» Page text:

>> begin

How is MLOps Different From DevOps: A Detailed Comparison

How is MLOps Different From DevOps: A Detailed Comparison

Do you struggle with maintaining the performance of your machine learning model in the long term? Are you a DevOps engineer who wants to integrate machine learning into the DevOps workflow? Do you wonder about how MLOps differ from DevOps?

MLOps is a set of practices that apply DevOps principles to machine learning problems to ensure the creation of machine learning products that you can verify, trust, and maintain in the long term. Including MLOps practices into the software development cycle becomes more and more necessary as machine learning gains more and more roles in software development.

You will learn in this article how MLOps solutions can validate your machine learning model against common issues like data drift and concept drift and how it extends current DevOps practices.

In particular, you will read about:

  • What are DevOps and MLOps;
  • What are their similarities and differences;
  • What are the specific aspects where MLOps significantly differs from MLOps and require a different approach.

Let’s start with an overview of DevOps!

What is DevOps?

DevOps is a software development framework to increase the speed and reliability of large-scale software system development and operation. It combines software development, testing, and operations practices into a single central repository and implements quality assurance checks with automatic feedback loops.

Core building blocks of DevOps are automated steps to merge and test code at different stages of the development cycle.

A common approach to group these steps is to separate code integration from delivery:

  • Continuous Integration: Integrate code changes and tests via automated processes into a central codebase.
  • Continuous Delivery: Automates and combines software testing, staging, and deployment.

Typical DevOps tools are git, Jenkins, Jira, Docker, and Kubernetes.

The benefits of DevOps are manifold:

  • Rapid development cycles: The frequent updates and built-in checks increase confidence in the code, allow quicker improvements, and increase deployment velocity.
  • Agile planning: Quick iteration allows faster response to change requests and testing of ideas.
  • Clean responsibilities: The automatized cycles free software developers from doing operations and pass around and test code ‘manually’.

>> end

» Exercise a:
Which tools does the MLOps and DevOps article list as typical DevOps tools?

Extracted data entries
>> begin

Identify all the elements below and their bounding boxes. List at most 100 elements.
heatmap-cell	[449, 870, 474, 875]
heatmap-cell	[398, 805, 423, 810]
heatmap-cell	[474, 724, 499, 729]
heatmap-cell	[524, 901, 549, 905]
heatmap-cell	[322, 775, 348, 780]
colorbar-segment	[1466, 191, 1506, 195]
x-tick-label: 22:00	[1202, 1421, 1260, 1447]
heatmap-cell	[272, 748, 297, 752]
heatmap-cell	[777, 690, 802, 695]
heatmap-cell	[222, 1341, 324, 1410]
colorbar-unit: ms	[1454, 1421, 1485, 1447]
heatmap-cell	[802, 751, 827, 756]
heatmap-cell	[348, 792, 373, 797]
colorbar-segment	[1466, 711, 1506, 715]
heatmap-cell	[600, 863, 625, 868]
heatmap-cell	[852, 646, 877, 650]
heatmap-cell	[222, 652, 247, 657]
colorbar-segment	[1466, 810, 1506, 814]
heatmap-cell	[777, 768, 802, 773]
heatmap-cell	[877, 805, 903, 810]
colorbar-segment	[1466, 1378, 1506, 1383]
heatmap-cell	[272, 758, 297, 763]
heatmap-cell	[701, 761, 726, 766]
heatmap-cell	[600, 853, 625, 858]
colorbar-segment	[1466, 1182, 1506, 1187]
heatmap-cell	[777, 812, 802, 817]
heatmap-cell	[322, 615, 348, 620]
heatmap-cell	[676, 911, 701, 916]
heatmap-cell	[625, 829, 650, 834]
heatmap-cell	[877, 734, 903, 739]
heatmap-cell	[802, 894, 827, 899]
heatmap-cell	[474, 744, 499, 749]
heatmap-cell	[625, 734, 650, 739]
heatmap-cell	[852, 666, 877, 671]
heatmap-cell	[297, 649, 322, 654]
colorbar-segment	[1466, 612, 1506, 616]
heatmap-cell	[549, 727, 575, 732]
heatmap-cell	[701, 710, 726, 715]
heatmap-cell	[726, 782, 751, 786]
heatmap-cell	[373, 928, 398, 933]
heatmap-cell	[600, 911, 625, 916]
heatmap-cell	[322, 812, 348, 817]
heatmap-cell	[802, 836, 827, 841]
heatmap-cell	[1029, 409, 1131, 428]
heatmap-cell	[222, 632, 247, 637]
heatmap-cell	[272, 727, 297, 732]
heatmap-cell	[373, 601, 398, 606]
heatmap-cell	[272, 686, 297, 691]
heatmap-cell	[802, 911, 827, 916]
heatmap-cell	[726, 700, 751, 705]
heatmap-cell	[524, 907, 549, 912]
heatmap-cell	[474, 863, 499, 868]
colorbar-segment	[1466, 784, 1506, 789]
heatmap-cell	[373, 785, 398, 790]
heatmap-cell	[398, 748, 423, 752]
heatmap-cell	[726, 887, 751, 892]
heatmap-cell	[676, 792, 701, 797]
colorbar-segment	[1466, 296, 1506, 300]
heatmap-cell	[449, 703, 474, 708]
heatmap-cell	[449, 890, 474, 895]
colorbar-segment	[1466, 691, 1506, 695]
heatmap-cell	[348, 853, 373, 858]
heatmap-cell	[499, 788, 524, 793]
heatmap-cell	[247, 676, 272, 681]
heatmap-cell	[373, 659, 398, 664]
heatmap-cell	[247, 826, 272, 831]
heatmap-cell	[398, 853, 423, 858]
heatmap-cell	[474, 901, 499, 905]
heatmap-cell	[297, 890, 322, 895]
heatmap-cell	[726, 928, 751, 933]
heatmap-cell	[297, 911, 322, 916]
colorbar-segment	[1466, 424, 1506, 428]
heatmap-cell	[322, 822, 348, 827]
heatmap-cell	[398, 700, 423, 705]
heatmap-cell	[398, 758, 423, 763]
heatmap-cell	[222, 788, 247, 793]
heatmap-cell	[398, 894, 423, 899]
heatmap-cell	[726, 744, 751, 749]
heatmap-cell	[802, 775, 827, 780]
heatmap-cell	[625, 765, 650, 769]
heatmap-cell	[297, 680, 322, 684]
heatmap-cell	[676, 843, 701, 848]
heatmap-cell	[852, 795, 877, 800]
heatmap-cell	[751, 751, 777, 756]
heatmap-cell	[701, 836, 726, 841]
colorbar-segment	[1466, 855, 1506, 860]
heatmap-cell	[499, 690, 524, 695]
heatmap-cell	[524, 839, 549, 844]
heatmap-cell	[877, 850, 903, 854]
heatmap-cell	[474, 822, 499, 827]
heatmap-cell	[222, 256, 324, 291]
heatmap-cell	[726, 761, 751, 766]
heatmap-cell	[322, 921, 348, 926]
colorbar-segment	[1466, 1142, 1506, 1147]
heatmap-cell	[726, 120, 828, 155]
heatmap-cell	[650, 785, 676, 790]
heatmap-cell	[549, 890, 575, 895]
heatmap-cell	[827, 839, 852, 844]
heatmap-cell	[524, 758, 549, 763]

>> end

» Exercise b:
Copy the records word for word, starting at their first line and ending at the line that contains "711, 1506, 715]", with both of those lines included.

» Full answer a:
Git, Jenkins, Jira, Docker, and Kubernetes.

» Full answer b:
Identify all the elements below and their bounding boxes. List at most 100 elements.
heatmap-cell	[449, 870, 474, 875]
heatmap-cell	[398, 805, 423, 810]
heatmap-cell	[474, 724, 499, 729]
heatmap-cell	[524, 901, 549, 905]
heatmap-cell	[322, 775, 348, 780]
colorbar-segment	[1466, 191, 1506, 195]
x-tick-label: 22:00	[1202, 1421, 1260, 1447]
heatmap-cell	[272, 748, 297, 752]
heatmap-cell	[777, 690, 802, 695]
heatmap-cell	[222, 1341, 324, 1410]
colorbar-unit: ms	[1454, 1421, 1485, 1447]
heatmap-cell	[802, 751, 827, 756]
heatmap-cell	[348, 792, 373, 797]
colorbar-segment	[1466, 711, 1506, 715]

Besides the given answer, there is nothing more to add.